◆ DIRECTIVES ◆
A: In the passage on Pakistan and new technologies, what does the author say determines the future of a civilization?
B: Pick up the passage on Pakistan and new technologies after its final sentence and carry it forward in the same voice.

◆ EXTRACTED TEXT ◆
◆ ◆ ◆ ◆

“There is an error in the equations. We know what it is. We already have the means to travel among the stars but these technologies are locked up in Black Projects…and it would take an act of God to ever get them out to benefit humanity. Anything you can imagine, we already know how to do.” – Ben Rich, Former Director of Lockheed Martin
The author in his thesis “Pakistan and the Global Game for a New World Order” highlighted the importance of advanced new technologies in determining geo-strategic outlook of Pakistan in the next hundred years. Pakistan’s position on the world map and its role in reshaping of the world order has directly to do with its ability to advance her in technology. While money determines the movement of civilization, technology determines the future of a civilization. With the age of global climate change and the global call [international community] for a gradual shift from 19th century carbon dioxide and other greenhouse gases omitting technologies, the need for new technologies and alternate energy resources has become the call of the day since the dawn of 21st century. But what is more significant is that the ones who will hold the patents and supply of these new technologies will determine the course of the world order through financial revenues and through technologies essentially the future of civilization.

◆ ◆ ◆ ◆

◆ ENTRIES SUPPLIED ◆
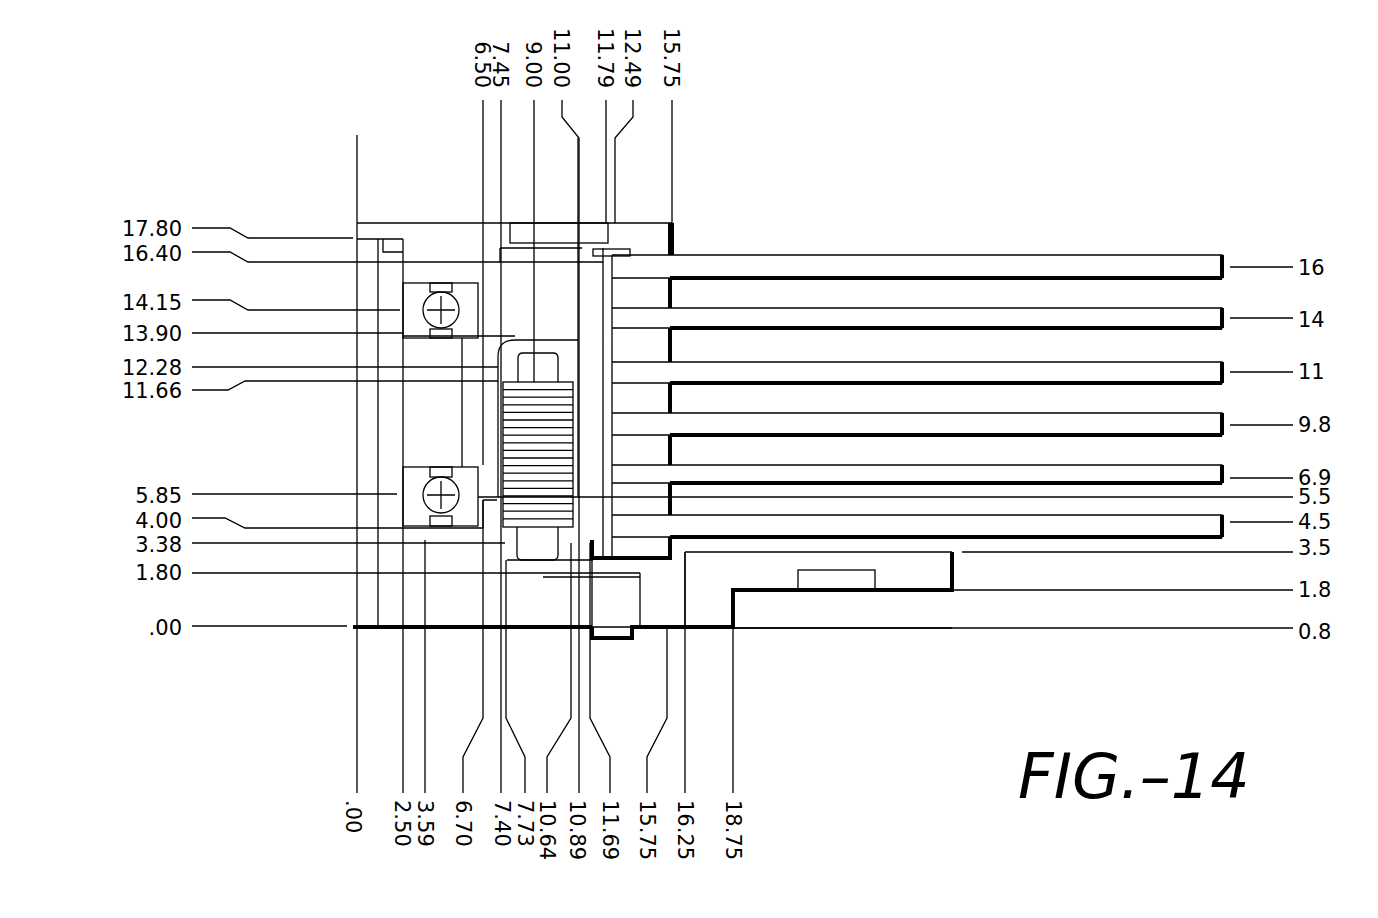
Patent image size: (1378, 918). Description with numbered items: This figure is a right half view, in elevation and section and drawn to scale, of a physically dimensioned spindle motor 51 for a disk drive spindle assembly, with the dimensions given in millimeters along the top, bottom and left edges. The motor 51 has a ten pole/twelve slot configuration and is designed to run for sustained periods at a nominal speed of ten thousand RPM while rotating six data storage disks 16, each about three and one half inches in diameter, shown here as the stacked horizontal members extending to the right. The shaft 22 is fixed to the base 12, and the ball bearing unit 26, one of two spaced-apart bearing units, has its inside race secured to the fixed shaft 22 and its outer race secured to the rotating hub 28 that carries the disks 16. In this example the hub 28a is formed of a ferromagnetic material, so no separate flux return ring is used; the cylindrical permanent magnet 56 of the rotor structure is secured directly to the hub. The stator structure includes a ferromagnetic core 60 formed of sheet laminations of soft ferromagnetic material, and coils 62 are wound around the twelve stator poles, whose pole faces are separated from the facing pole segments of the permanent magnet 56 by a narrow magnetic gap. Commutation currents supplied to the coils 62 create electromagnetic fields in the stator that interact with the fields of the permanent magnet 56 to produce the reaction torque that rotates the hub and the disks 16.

The base 12 is at (768, 578).
The data storage disks 16 is at (880, 265).
The shaft 22 is at (388, 618).
The ball bearing unit 26 is at (468, 292).
The hub 28 is at (412, 472).
The hub 28a is at (597, 298).
The spindle motor 51 is at (240, 724).
The permanent magnet 56 is at (580, 380).
The ferromagnetic core 60 is at (507, 410).
The coils 62 is at (541, 548).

◆ ◆ ◆ ◆

◆ RESPONSES PER TASK ◆
A: Technology determines the future of a civilization.

B:
The author claims that civilization has reached to a point where we will eventually witness rise in transhumanism, where technology in the age of Artificial Intelligence [AI] will transform the social fabric of the civilization. The following research highlights that US Military Industrial Complex under her black projects in alliance with the international bankers and their multi-national corporations has surpassed rest of the civilization in technology. The rest of the civilizations including Chinese, Russian Orthodox Civilization, Hindu civilization and Islamic Civilization with the global south are merely following suite and trends that are established by the Western power structure led by the international private bankers who owns 80% land of Israel according to Jewish writer Simon Schama. The ability of these private elements to put global technocracy on the rise is essentially putting the matrix of the nation-state system into a great danger. How will Pakistan in this age of realpolitik respond to this challenge? The only way Pakistan can respond to the challenge in the domain of advanced military technology is to develop everything at home. Since 19th century technologies, more or less there are five established global norms of technology-energy use such as;
1- Petroleum – 35.3%
2- Natural Gas – 24.9%
3- Coal – 19.9%
4- Renewable Energy – 9.1%
5- Nuclear Electric Power – 8.3%
Most of the major shares are already owned by the aforementioned two houses of international bankers. However, this article only deal with the domain of technology and it will not reinvent the wheel by highlighting conventional technologies and the use of these aforementioned domains of energy use for public or for military purpose, rather unconventional technologies under classified military projects that have directly to do with zero point energy or anti-gravity propulsion systems and other classified technologies linked to it. The hunt for zero point energy by anyone in the general public has took a form of a taboo since 1960’s and have always been discredited by the international gravity establishment and hierarchies as it is linked with anti-gravitational, electro-gravitic propulsion system and overall interconnected variables in the unified field theory that to some extent defies pre-established Newton’s law of gravity and Einstein’s theory of relativity, when it comes to absolution motion of the matter in a local axis.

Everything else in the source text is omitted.